___ STORED DATA ___

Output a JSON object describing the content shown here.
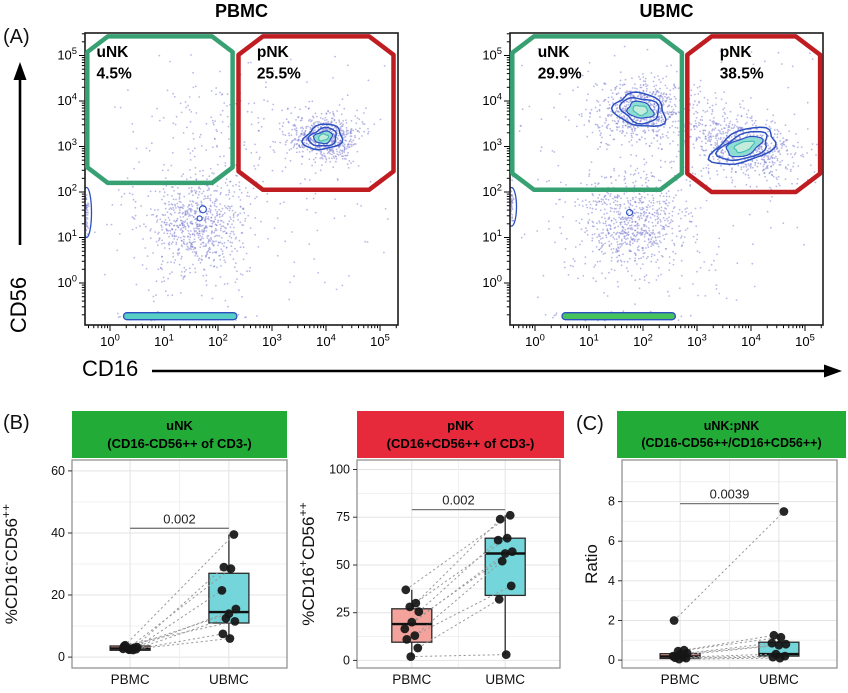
{
  "figure": {
    "panel_a_label": "(A)",
    "panel_b_label": "(B)",
    "panel_c_label": "(C)"
  },
  "flow_axes": {
    "xlabel": "CD16",
    "ylabel": "CD56"
  },
  "colors": {
    "gate_green": "#37a173",
    "gate_red": "#c01d23",
    "header_green": "#23ab38",
    "header_red": "#e72a3b",
    "box_pink": "#f3a29c",
    "box_teal": "#74d6da",
    "scatter_dot": "#7d80d2",
    "contour_blue": "#2c50c2",
    "contour_teal": "#3fbcae",
    "contour_fill1": "#8fdcd4",
    "contour_fill2": "#c3ecdc",
    "band_pbmc": "#58cfc5",
    "band_ubmc": "#46c35c",
    "grid": "#e3e3e3",
    "grid_minor": "#f0f0f0",
    "bracket": "#787878"
  },
  "chart_data": [
    {
      "type": "flow-contour",
      "title": "PBMC",
      "xlabel": "CD16",
      "ylabel": "CD56",
      "decades": [
        0,
        1,
        2,
        3,
        4,
        5
      ],
      "gates": [
        {
          "label": "uNK",
          "percent": "4.5%",
          "color_key": "gate_green",
          "xL": -0.42,
          "xR": 2.27,
          "yT": 5.42,
          "yB": 2.2,
          "cut": 0.38,
          "lx": -0.25,
          "ly": 4.97
        },
        {
          "label": "pNK",
          "percent": "25.5%",
          "color_key": "gate_red",
          "xL": 2.38,
          "xR": 5.25,
          "yT": 5.42,
          "yB": 2.05,
          "cut": 0.45,
          "lx": 2.72,
          "ly": 4.97
        }
      ],
      "populations": [
        {
          "cx": 1.62,
          "cy": 1.3,
          "sx": 0.42,
          "sy": 0.52,
          "n": 620
        },
        {
          "cx": 1.62,
          "cy": 1.35,
          "sx": 0.85,
          "sy": 0.95,
          "n": 170
        },
        {
          "cx": 3.95,
          "cy": 3.2,
          "sx": 0.3,
          "sy": 0.24,
          "n": 480
        },
        {
          "cx": 3.95,
          "cy": 3.2,
          "sx": 0.55,
          "sy": 0.45,
          "n": 150
        },
        {
          "cx": 2.05,
          "cy": 3.65,
          "sx": 0.6,
          "sy": 0.45,
          "n": 85
        },
        {
          "uniform": true,
          "ux0": -0.3,
          "ux1": 5.15,
          "uy0": -0.4,
          "uy1": 5.2,
          "n": 120
        },
        {
          "cx": 1.3,
          "cy": -0.73,
          "sx": 0.5,
          "sy": 0.035,
          "n": 150
        },
        {
          "cx": -0.44,
          "cy": 1.55,
          "sx": 0.02,
          "sy": 0.25,
          "n": 60
        }
      ],
      "contours": [
        {
          "cx": 3.95,
          "cy": 3.2,
          "rx": 0.36,
          "ry": 0.27,
          "angle": -12,
          "rings": [
            1,
            0.72,
            0.48,
            0.26
          ]
        }
      ],
      "micro_contours": [
        [
          1.72,
          1.62,
          3.5
        ],
        [
          1.66,
          1.42,
          2.5
        ]
      ],
      "band": {
        "x0": 0.25,
        "x1": 2.35,
        "y": -0.73,
        "fill_key": "band_pbmc"
      },
      "edge_blob": {
        "y0": 1.0,
        "y1": 2.1
      },
      "seed": 11
    },
    {
      "type": "flow-contour",
      "title": "UBMC",
      "xlabel": "CD16",
      "ylabel": "CD56",
      "decades": [
        0,
        1,
        2,
        3,
        4,
        5
      ],
      "gates": [
        {
          "label": "uNK",
          "percent": "29.9%",
          "color_key": "gate_green",
          "xL": -0.42,
          "xR": 2.72,
          "yT": 5.42,
          "yB": 2.05,
          "cut": 0.4,
          "lx": 0.05,
          "ly": 4.97
        },
        {
          "label": "pNK",
          "percent": "38.5%",
          "color_key": "gate_red",
          "xL": 2.82,
          "xR": 5.28,
          "yT": 5.42,
          "yB": 2.0,
          "cut": 0.45,
          "lx": 3.42,
          "ly": 4.97
        }
      ],
      "populations": [
        {
          "cx": 1.78,
          "cy": 1.3,
          "sx": 0.45,
          "sy": 0.5,
          "n": 600
        },
        {
          "cx": 1.78,
          "cy": 1.4,
          "sx": 0.85,
          "sy": 0.95,
          "n": 180
        },
        {
          "cx": 1.95,
          "cy": 3.8,
          "sx": 0.38,
          "sy": 0.3,
          "n": 520,
          "rot": 10
        },
        {
          "cx": 1.95,
          "cy": 3.8,
          "sx": 0.65,
          "sy": 0.5,
          "n": 160,
          "rot": 10
        },
        {
          "cx": 3.87,
          "cy": 3.0,
          "sx": 0.5,
          "sy": 0.28,
          "n": 520,
          "rot": -20
        },
        {
          "cx": 3.87,
          "cy": 3.0,
          "sx": 0.8,
          "sy": 0.48,
          "n": 160,
          "rot": -20
        },
        {
          "cx": 2.9,
          "cy": 3.5,
          "sx": 0.45,
          "sy": 0.35,
          "n": 70
        },
        {
          "uniform": true,
          "ux0": -0.3,
          "ux1": 5.15,
          "uy0": -0.4,
          "uy1": 5.2,
          "n": 140
        },
        {
          "cx": 1.55,
          "cy": -0.73,
          "sx": 0.55,
          "sy": 0.035,
          "n": 150
        },
        {
          "cx": -0.44,
          "cy": 1.7,
          "sx": 0.02,
          "sy": 0.22,
          "n": 50
        }
      ],
      "contours": [
        {
          "cx": 1.95,
          "cy": 3.8,
          "rx": 0.48,
          "ry": 0.36,
          "angle": 12,
          "rings": [
            1,
            0.75,
            0.5,
            0.28
          ]
        },
        {
          "cx": 3.87,
          "cy": 3.0,
          "rx": 0.62,
          "ry": 0.34,
          "angle": -20,
          "rings": [
            1,
            0.78,
            0.55,
            0.3
          ]
        }
      ],
      "micro_contours": [
        [
          1.75,
          1.55,
          3
        ]
      ],
      "band": {
        "x0": 0.5,
        "x1": 2.6,
        "y": -0.73,
        "fill_key": "band_ubmc"
      },
      "edge_blob": {
        "y0": 1.25,
        "y1": 2.1
      },
      "seed": 23
    },
    {
      "type": "box",
      "header": {
        "line1": "uNK",
        "line2": "(CD16-CD56++ of CD3-)",
        "color_key": "header_green"
      },
      "ylabel_parts": [
        {
          "t": "%CD16"
        },
        {
          "t": "-",
          "sup": true
        },
        {
          "t": "CD56"
        },
        {
          "t": "++",
          "sup": true
        }
      ],
      "yticks": [
        0,
        20,
        40,
        60
      ],
      "ylim": [
        -3.5,
        63.5
      ],
      "categories": [
        "PBMC",
        "UBMC"
      ],
      "series": [
        {
          "name": "PBMC",
          "fill_key": "box_pink",
          "box": {
            "lo": 1.4,
            "q1": 2.2,
            "median": 2.8,
            "q3": 3.6,
            "hi": 4.5
          }
        },
        {
          "name": "UBMC",
          "fill_key": "box_teal",
          "box": {
            "lo": 6,
            "q1": 11,
            "median": 14.5,
            "q3": 27,
            "hi": 39.5
          }
        }
      ],
      "pairs": [
        [
          3.5,
          39.5
        ],
        [
          3.0,
          29
        ],
        [
          2.8,
          28.5
        ],
        [
          3.2,
          21.5
        ],
        [
          2.5,
          15.5
        ],
        [
          2.7,
          14
        ],
        [
          2.3,
          12.5
        ],
        [
          3.8,
          11.5
        ],
        [
          2.6,
          7.5
        ],
        [
          2.4,
          6
        ]
      ],
      "pvalue": "0.002",
      "bracket_y": 41.5
    },
    {
      "type": "box",
      "header": {
        "line1": "pNK",
        "line2": "(CD16+CD56++ of CD3-)",
        "color_key": "header_red"
      },
      "ylabel_parts": [
        {
          "t": "%CD16"
        },
        {
          "t": "+",
          "sup": true
        },
        {
          "t": "CD56"
        },
        {
          "t": "++",
          "sup": true
        }
      ],
      "yticks": [
        0,
        25,
        50,
        75,
        100
      ],
      "ylim": [
        -4,
        105
      ],
      "categories": [
        "PBMC",
        "UBMC"
      ],
      "series": [
        {
          "name": "PBMC",
          "fill_key": "box_pink",
          "box": {
            "lo": 2,
            "q1": 9.5,
            "median": 19,
            "q3": 27,
            "hi": 37
          }
        },
        {
          "name": "UBMC",
          "fill_key": "box_teal",
          "box": {
            "lo": 3,
            "q1": 34,
            "median": 56,
            "q3": 64,
            "hi": 76
          }
        }
      ],
      "pairs": [
        [
          37,
          76
        ],
        [
          30,
          74
        ],
        [
          28,
          64
        ],
        [
          25.5,
          63
        ],
        [
          20,
          57
        ],
        [
          16.5,
          56
        ],
        [
          13,
          52
        ],
        [
          11,
          39
        ],
        [
          6.5,
          32
        ],
        [
          2,
          3
        ]
      ],
      "pvalue": "0.002",
      "bracket_y": 79
    },
    {
      "type": "box",
      "header": {
        "line1": "uNK:pNK",
        "line2": "(CD16-CD56++/CD16+CD56++)",
        "color_key": "header_green"
      },
      "ylabel_parts": [
        {
          "t": "Ratio"
        }
      ],
      "yticks": [
        0,
        2,
        4,
        6,
        8
      ],
      "ylim": [
        -0.4,
        10.1
      ],
      "categories": [
        "PBMC",
        "UBMC"
      ],
      "series": [
        {
          "name": "PBMC",
          "fill_key": "box_pink",
          "box": {
            "lo": 0.02,
            "q1": 0.08,
            "median": 0.18,
            "q3": 0.32,
            "hi": 0.55
          }
        },
        {
          "name": "UBMC",
          "fill_key": "box_teal",
          "box": {
            "lo": 0.05,
            "q1": 0.2,
            "median": 0.3,
            "q3": 0.9,
            "hi": 1.25
          }
        }
      ],
      "pairs": [
        [
          2.0,
          7.5
        ],
        [
          0.5,
          1.25
        ],
        [
          0.45,
          1.15
        ],
        [
          0.35,
          0.85
        ],
        [
          0.3,
          0.8
        ],
        [
          0.2,
          0.75
        ],
        [
          0.15,
          0.3
        ],
        [
          0.12,
          0.2
        ],
        [
          0.1,
          0.15
        ],
        [
          0.05,
          0.1
        ]
      ],
      "pvalue": "0.0039",
      "bracket_y": 7.9
    }
  ]
}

___

Identify every line above with the string "median" in it. Copy those lines.

            "median": 2.8,
            "median": 14.5,
            "median": 19,
            "median": 56,
            "median": 0.18,
            "median": 0.3,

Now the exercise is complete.